Work required:
Show all lines holding the string "currentTime".

=======

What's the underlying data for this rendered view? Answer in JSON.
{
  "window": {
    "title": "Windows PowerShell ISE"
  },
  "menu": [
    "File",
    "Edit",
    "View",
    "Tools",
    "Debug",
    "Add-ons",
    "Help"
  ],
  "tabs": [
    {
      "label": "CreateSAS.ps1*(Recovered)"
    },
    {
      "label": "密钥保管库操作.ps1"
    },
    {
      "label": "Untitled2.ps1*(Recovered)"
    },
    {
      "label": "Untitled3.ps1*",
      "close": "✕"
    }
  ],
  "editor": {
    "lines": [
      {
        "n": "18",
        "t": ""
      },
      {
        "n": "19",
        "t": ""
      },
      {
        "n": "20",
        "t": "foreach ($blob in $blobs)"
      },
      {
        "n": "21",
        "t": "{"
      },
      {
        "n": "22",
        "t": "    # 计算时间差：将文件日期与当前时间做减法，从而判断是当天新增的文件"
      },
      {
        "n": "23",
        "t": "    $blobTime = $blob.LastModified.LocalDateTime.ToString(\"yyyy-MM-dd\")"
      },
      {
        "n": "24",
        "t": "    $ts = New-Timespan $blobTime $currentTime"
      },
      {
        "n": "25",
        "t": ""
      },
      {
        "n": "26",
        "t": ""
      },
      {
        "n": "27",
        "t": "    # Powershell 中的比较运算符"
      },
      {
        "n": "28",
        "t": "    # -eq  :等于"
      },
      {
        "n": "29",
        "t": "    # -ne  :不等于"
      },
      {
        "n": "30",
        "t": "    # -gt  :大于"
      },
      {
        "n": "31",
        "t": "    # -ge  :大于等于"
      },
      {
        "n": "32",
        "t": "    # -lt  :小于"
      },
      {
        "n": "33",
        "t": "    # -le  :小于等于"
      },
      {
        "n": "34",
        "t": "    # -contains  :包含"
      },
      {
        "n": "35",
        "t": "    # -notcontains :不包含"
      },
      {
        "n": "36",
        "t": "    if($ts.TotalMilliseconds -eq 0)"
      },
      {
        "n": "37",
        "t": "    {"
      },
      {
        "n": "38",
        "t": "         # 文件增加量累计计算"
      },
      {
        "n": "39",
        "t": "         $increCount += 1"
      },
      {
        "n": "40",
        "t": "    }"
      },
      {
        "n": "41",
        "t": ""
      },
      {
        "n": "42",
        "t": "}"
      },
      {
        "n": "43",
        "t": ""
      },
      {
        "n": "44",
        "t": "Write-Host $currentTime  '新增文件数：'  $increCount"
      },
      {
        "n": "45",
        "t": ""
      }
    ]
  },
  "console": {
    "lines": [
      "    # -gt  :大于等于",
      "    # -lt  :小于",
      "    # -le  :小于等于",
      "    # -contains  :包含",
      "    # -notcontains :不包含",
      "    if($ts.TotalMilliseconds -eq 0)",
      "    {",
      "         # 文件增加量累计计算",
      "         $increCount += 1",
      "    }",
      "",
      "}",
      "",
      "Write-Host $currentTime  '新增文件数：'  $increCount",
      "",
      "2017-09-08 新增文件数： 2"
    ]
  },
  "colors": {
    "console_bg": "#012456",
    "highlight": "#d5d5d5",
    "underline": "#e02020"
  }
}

=======

Solution:
        "t": "    $ts = New-Timespan $blobTime $currentTime"
        "t": "Write-Host $currentTime  '新增文件数：'  $increCount"
      "Write-Host $currentTime  '新增文件数：'  $increCount",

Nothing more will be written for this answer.